Work instructions - Give the data again exactly as written, skipping any pictures.

Listed entries -
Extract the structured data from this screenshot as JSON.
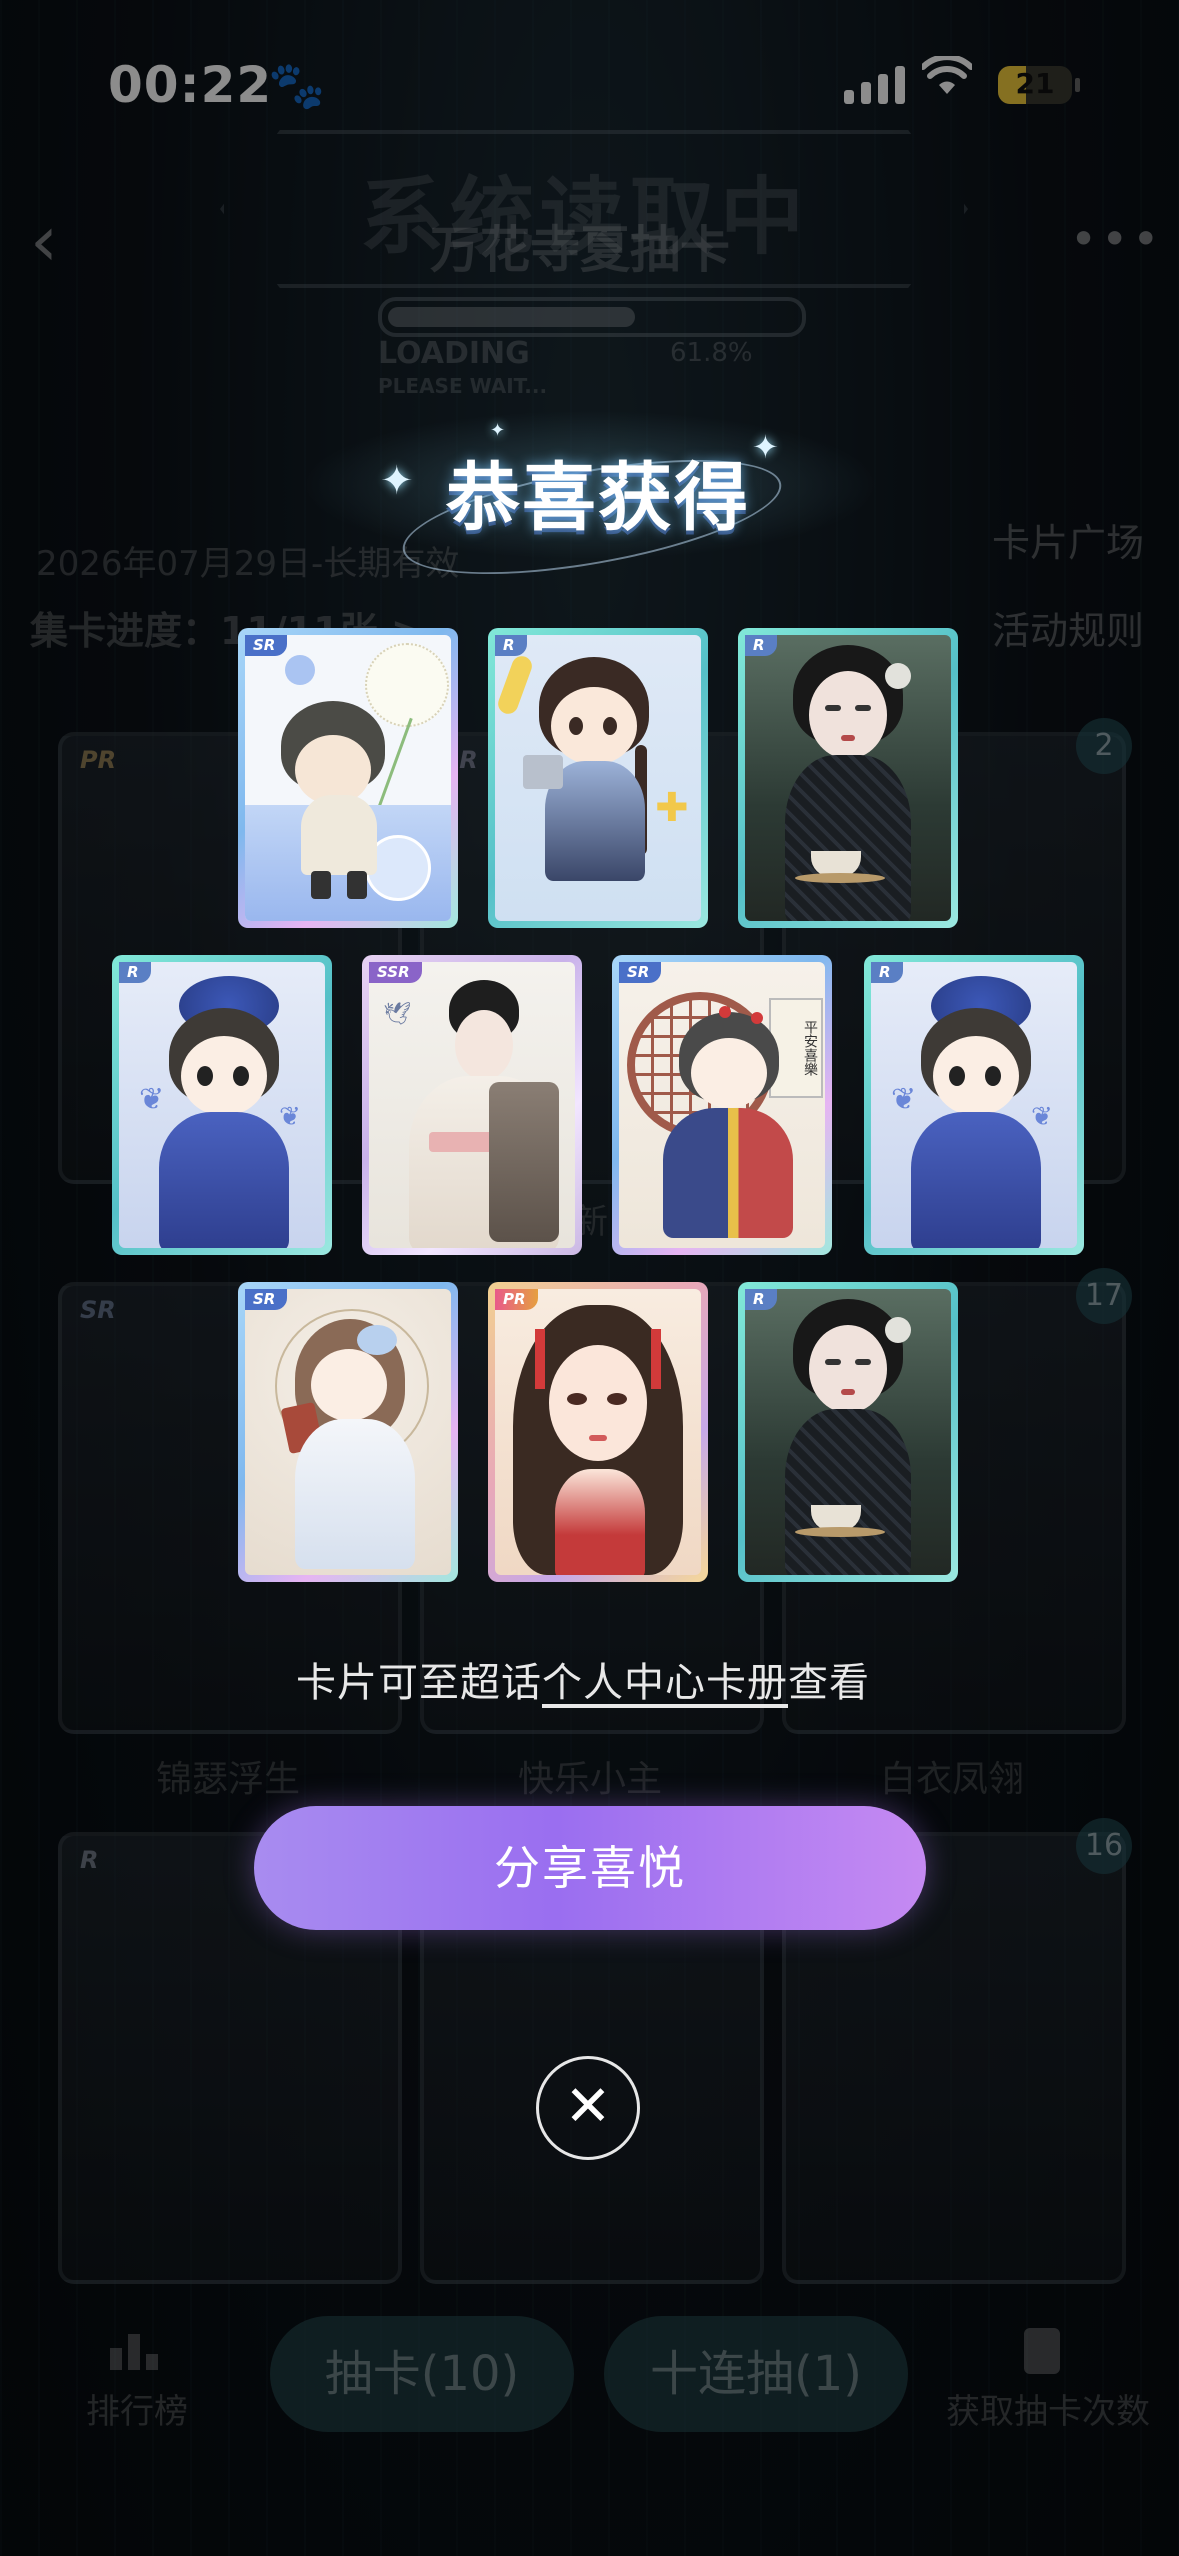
{
  "status_bar": {
    "time": "00:22",
    "battery": "21"
  },
  "header": {
    "system_banner": "系统读取中",
    "page_title": "万花寺夏抽卡",
    "loading_label": "LOADING",
    "loading_percent": "61.8%",
    "please_wait": "PLEASE WAIT...",
    "loading_progress": 0.618
  },
  "info": {
    "date": "2026年07月29日-长期有效",
    "collect_progress": "集卡进度：11/11张 >",
    "card_plaza": "卡片广场",
    "rules": "活动规则"
  },
  "background_cards": {
    "row1": [
      {
        "rarity": "PR"
      },
      {
        "rarity": "SR"
      },
      {
        "rarity": "R",
        "count": "2"
      }
    ],
    "row2": [
      {
        "rarity": "SR"
      },
      {
        "rarity": "R"
      },
      {
        "rarity": "R",
        "count": "17"
      }
    ],
    "row2_names": [
      "锦瑟浮生",
      "快乐小主",
      "白衣凤翎"
    ],
    "row3": [
      {
        "rarity": "R"
      },
      {
        "rarity": "R"
      },
      {
        "rarity": "R",
        "count": "16"
      }
    ],
    "fragment_text": "新"
  },
  "bottom_bar": {
    "leaderboard": "排行榜",
    "draw_one": "抽卡(10)",
    "draw_ten": "十连抽(1)",
    "get_chances": "获取抽卡次数"
  },
  "modal": {
    "title": "恭喜获得",
    "cards": [
      {
        "rarity": "SR",
        "theme": "dandelion-boy"
      },
      {
        "rarity": "R",
        "theme": "chibi-hanfu-girl"
      },
      {
        "rarity": "R",
        "theme": "qipao-tea-lady"
      },
      {
        "rarity": "R",
        "theme": "blue-flower-chibi"
      },
      {
        "rarity": "SSR",
        "theme": "white-hanfu-lady"
      },
      {
        "rarity": "SR",
        "theme": "window-chibi"
      },
      {
        "rarity": "R",
        "theme": "blue-flower-chibi"
      },
      {
        "rarity": "SR",
        "theme": "book-chibi"
      },
      {
        "rarity": "PR",
        "theme": "red-ribbon-girl"
      },
      {
        "rarity": "R",
        "theme": "qipao-tea-lady"
      }
    ],
    "window_sign": "平安喜樂",
    "hint_prefix": "卡片可至超话",
    "hint_link": "个人中心卡册",
    "hint_suffix": "查看",
    "share_button": "分享喜悦",
    "close_glyph": "✕"
  }
}
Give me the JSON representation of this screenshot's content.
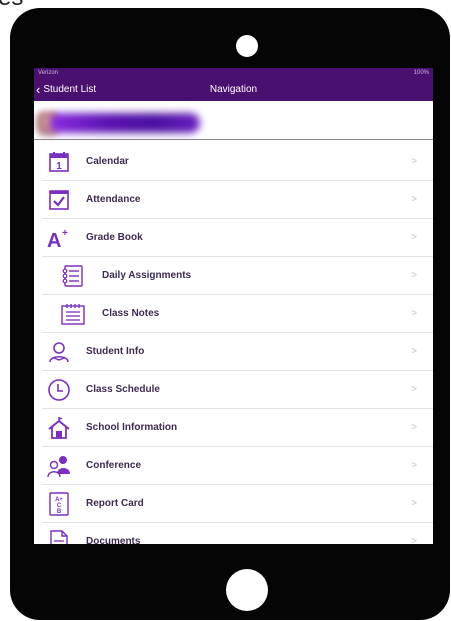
{
  "corner_text": "es",
  "statusbar": {
    "left": "Verizon",
    "right": "100%"
  },
  "navbar": {
    "back_label": "Student List",
    "title": "Navigation"
  },
  "colors": {
    "nav_purple": "#4a1070",
    "icon_purple": "#7b2fbf",
    "label_dark": "#3e2b52"
  },
  "menu": {
    "items": [
      {
        "label": "Calendar",
        "icon": "calendar-icon"
      },
      {
        "label": "Attendance",
        "icon": "attendance-checkbox-icon"
      },
      {
        "label": "Grade Book",
        "icon": "grade-a-plus-icon"
      },
      {
        "label": "Daily Assignments",
        "icon": "checklist-icon",
        "sub": true
      },
      {
        "label": "Class Notes",
        "icon": "notes-icon",
        "sub": true
      },
      {
        "label": "Student Info",
        "icon": "student-user-icon"
      },
      {
        "label": "Class Schedule",
        "icon": "clock-icon"
      },
      {
        "label": "School Information",
        "icon": "school-building-icon"
      },
      {
        "label": "Conference",
        "icon": "conference-people-icon"
      },
      {
        "label": "Report Card",
        "icon": "report-card-icon"
      },
      {
        "label": "Documents",
        "icon": "document-icon"
      }
    ],
    "chevron": ">"
  }
}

Reply -
Extract the structured data from this screenshot as JSON.
{
  "status_bar": {
    "time": "00:22",
    "battery": "21"
  },
  "header": {
    "system_banner": "系统读取中",
    "page_title": "万花寺夏抽卡",
    "loading_label": "LOADING",
    "loading_percent": "61.8%",
    "please_wait": "PLEASE WAIT...",
    "loading_progress": 0.618
  },
  "info": {
    "date": "2026年07月29日-长期有效",
    "collect_progress": "集卡进度：11/11张 >",
    "card_plaza": "卡片广场",
    "rules": "活动规则"
  },
  "background_cards": {
    "row1": [
      {
        "rarity": "PR"
      },
      {
        "rarity": "SR"
      },
      {
        "rarity": "R",
        "count": "2"
      }
    ],
    "row2": [
      {
        "rarity": "SR"
      },
      {
        "rarity": "R"
      },
      {
        "rarity": "R",
        "count": "17"
      }
    ],
    "row2_names": [
      "锦瑟浮生",
      "快乐小主",
      "白衣凤翎"
    ],
    "row3": [
      {
        "rarity": "R"
      },
      {
        "rarity": "R"
      },
      {
        "rarity": "R",
        "count": "16"
      }
    ],
    "fragment_text": "新"
  },
  "bottom_bar": {
    "leaderboard": "排行榜",
    "draw_one": "抽卡(10)",
    "draw_ten": "十连抽(1)",
    "get_chances": "获取抽卡次数"
  },
  "modal": {
    "title": "恭喜获得",
    "cards": [
      {
        "rarity": "SR",
        "theme": "dandelion-boy"
      },
      {
        "rarity": "R",
        "theme": "chibi-hanfu-girl"
      },
      {
        "rarity": "R",
        "theme": "qipao-tea-lady"
      },
      {
        "rarity": "R",
        "theme": "blue-flower-chibi"
      },
      {
        "rarity": "SSR",
        "theme": "white-hanfu-lady"
      },
      {
        "rarity": "SR",
        "theme": "window-chibi"
      },
      {
        "rarity": "R",
        "theme": "blue-flower-chibi"
      },
      {
        "rarity": "SR",
        "theme": "book-chibi"
      },
      {
        "rarity": "PR",
        "theme": "red-ribbon-girl"
      },
      {
        "rarity": "R",
        "theme": "qipao-tea-lady"
      }
    ],
    "window_sign": "平安喜樂",
    "hint_prefix": "卡片可至超话",
    "hint_link": "个人中心卡册",
    "hint_suffix": "查看",
    "share_button": "分享喜悦",
    "close_glyph": "✕"
  }
}
Give me the JSON representation of this screenshot's content.
{
  "corner_text": "es",
  "statusbar": {
    "left": "Verizon",
    "right": "100%"
  },
  "navbar": {
    "back_label": "Student List",
    "title": "Navigation"
  },
  "colors": {
    "nav_purple": "#4a1070",
    "icon_purple": "#7b2fbf",
    "label_dark": "#3e2b52"
  },
  "menu": {
    "items": [
      {
        "label": "Calendar",
        "icon": "calendar-icon"
      },
      {
        "label": "Attendance",
        "icon": "attendance-checkbox-icon"
      },
      {
        "label": "Grade Book",
        "icon": "grade-a-plus-icon"
      },
      {
        "label": "Daily Assignments",
        "icon": "checklist-icon",
        "sub": true
      },
      {
        "label": "Class Notes",
        "icon": "notes-icon",
        "sub": true
      },
      {
        "label": "Student Info",
        "icon": "student-user-icon"
      },
      {
        "label": "Class Schedule",
        "icon": "clock-icon"
      },
      {
        "label": "School Information",
        "icon": "school-building-icon"
      },
      {
        "label": "Conference",
        "icon": "conference-people-icon"
      },
      {
        "label": "Report Card",
        "icon": "report-card-icon"
      },
      {
        "label": "Documents",
        "icon": "document-icon"
      }
    ],
    "chevron": ">"
  }
}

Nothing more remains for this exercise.